• Text for analysis
* * * *

PHILADELPHIA (CBS) - Three-trillion dollars a year is spent on healthcare in the United States, or 17-percent of our Gross Domestic Spending.

That's too much says Dr. Andrea LaFountain, based out of Philadelphia:

"No other country puts that amount of GDP toward healthcare. As a result, we're not actually healthier, so something is broken."

Her new book, How Patients Think, highlights a more cost effective approach, in hopes of creating a healthier population in the U.S.

The problem, she says, is patients are not doing the right thing:

"It's not that we need more medicine or more doctors or more hospitals or new diagnostics. We just need to get patients to take the medication that we've got, to go to the doctors that we've got, to use the diagnostics that we've got and fulfill their treatment regimens that the doctors are prescribing for them. If we do that, we'll be in a very different place."

Dr. LaFountain says we have to change the rules of engagement:

"We ask patients, 'why do you not take your medicines?' We tell patients you should take this medicine, you should see your doctor, you should diet, you should exercise, as if they don't already know that."

* * * *

• Provided information

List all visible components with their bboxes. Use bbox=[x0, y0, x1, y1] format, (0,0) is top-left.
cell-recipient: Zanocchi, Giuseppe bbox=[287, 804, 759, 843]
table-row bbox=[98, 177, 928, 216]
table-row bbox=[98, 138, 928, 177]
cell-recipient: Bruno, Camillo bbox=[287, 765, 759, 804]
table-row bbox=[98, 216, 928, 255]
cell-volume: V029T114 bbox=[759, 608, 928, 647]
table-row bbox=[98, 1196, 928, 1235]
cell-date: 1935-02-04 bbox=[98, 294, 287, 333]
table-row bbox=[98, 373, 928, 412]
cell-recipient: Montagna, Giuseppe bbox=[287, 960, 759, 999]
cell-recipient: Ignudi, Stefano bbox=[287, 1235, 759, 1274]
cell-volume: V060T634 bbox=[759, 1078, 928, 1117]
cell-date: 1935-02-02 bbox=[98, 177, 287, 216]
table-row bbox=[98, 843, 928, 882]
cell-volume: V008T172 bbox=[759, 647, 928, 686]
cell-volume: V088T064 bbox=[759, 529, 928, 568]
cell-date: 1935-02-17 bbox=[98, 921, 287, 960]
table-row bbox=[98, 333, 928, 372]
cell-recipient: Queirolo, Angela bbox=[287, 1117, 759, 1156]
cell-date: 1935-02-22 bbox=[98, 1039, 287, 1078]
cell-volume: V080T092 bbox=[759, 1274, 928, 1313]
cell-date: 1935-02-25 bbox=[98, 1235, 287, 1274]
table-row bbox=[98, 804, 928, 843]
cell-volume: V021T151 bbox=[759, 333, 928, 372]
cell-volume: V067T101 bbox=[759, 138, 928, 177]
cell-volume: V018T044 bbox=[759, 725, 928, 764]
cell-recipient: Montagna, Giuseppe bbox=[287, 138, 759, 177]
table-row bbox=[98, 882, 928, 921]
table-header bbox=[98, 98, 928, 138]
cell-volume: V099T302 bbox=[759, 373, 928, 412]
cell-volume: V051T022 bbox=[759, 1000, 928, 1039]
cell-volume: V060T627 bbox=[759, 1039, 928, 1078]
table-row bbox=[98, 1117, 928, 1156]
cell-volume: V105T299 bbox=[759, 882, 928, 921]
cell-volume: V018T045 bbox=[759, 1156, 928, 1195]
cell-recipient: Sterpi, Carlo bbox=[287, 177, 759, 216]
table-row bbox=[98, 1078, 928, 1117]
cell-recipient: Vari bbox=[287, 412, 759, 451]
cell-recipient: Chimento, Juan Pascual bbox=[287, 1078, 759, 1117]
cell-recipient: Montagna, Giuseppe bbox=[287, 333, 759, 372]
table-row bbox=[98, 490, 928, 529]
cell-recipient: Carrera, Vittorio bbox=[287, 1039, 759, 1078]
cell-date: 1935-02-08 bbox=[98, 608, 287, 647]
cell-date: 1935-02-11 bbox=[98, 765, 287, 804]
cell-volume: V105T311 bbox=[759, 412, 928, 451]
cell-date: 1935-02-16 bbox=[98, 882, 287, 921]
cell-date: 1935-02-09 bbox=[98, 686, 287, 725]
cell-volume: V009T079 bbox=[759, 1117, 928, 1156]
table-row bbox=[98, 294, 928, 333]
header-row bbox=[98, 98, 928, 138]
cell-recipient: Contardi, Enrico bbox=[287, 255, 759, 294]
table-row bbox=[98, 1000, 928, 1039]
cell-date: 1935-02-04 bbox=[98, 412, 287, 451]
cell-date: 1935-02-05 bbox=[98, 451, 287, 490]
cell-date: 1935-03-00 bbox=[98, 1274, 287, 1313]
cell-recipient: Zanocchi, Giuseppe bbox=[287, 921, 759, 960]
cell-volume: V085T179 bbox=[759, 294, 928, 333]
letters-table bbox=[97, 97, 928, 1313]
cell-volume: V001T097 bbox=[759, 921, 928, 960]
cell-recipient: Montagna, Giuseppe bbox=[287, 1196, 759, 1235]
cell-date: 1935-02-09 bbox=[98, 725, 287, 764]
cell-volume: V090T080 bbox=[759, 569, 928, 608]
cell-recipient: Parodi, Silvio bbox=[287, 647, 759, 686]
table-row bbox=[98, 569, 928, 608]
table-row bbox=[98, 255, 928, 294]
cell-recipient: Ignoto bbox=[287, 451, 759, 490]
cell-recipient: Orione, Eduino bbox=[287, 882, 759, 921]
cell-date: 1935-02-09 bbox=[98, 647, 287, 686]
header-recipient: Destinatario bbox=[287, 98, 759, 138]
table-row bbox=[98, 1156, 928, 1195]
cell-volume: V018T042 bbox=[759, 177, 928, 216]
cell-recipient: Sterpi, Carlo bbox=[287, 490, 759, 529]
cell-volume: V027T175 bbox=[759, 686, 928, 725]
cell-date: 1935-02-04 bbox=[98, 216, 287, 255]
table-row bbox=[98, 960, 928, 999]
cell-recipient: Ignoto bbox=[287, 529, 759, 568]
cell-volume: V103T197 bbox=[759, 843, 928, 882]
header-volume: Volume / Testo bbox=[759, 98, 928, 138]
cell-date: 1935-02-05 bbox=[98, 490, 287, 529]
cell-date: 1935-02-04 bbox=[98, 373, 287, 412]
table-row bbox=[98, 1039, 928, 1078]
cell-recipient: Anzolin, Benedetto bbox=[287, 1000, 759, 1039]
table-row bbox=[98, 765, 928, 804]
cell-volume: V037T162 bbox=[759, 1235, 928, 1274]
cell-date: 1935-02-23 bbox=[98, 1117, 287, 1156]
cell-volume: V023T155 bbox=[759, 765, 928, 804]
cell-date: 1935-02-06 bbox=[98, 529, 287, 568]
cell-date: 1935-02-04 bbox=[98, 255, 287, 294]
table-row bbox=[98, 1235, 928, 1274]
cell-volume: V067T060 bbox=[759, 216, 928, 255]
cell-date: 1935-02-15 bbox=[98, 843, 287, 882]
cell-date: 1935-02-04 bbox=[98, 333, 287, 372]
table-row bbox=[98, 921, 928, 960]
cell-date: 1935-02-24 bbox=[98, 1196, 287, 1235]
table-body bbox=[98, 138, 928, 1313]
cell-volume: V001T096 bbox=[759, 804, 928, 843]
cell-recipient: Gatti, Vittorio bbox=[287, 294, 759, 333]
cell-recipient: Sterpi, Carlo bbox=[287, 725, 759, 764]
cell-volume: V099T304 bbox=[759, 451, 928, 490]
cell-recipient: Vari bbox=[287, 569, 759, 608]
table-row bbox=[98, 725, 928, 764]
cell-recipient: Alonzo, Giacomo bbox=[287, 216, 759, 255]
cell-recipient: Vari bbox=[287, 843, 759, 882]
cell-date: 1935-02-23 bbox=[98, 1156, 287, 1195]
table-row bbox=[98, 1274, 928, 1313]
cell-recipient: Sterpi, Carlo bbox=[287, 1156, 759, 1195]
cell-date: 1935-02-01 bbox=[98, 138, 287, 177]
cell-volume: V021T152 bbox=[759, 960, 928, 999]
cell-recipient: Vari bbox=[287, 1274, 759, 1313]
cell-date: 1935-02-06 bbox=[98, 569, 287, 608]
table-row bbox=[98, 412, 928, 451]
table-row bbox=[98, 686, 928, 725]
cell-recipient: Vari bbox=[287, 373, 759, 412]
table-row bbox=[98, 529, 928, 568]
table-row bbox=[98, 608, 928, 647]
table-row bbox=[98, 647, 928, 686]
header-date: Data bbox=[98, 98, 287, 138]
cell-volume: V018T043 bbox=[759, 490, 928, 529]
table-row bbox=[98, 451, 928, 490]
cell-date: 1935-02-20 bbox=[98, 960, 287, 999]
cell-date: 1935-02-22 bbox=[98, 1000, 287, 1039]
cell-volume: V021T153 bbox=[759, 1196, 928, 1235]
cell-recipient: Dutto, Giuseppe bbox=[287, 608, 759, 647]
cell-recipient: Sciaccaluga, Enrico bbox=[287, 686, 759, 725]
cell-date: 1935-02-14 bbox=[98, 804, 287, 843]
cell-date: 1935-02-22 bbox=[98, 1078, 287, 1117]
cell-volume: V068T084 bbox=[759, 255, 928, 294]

* * * *

• Exercise objective
Please print the healthcare spending article above again, word for word and in full.

• Written solution
PHILADELPHIA (CBS) - Three-trillion dollars a year is spent on healthcare in the United States, or 17-percent of our Gross Domestic Spending.

That's too much says Dr. Andrea LaFountain, based out of Philadelphia:

"No other country puts that amount of GDP toward healthcare. As a result, we're not actually healthier, so something is broken."

Her new book, How Patients Think, highlights a more cost effective approach, in hopes of creating a healthier population in the U.S.

The problem, she says, is patients are not doing the right thing:

"It's not that we need more medicine or more doctors or more hospitals or new diagnostics. We just need to get patients to take the medication that we've got, to go to the doctors that we've got, to use the diagnostics that we've got and fulfill their treatment regimens that the doctors are prescribing for them. If we do that, we'll be in a very different place."

Dr. LaFountain says we have to change the rules of engagement:

"We ask patients, 'why do you not take your medicines?' We tell patients you should take this medicine, you should see your doctor, you should diet, you should exercise, as if they don't already know that."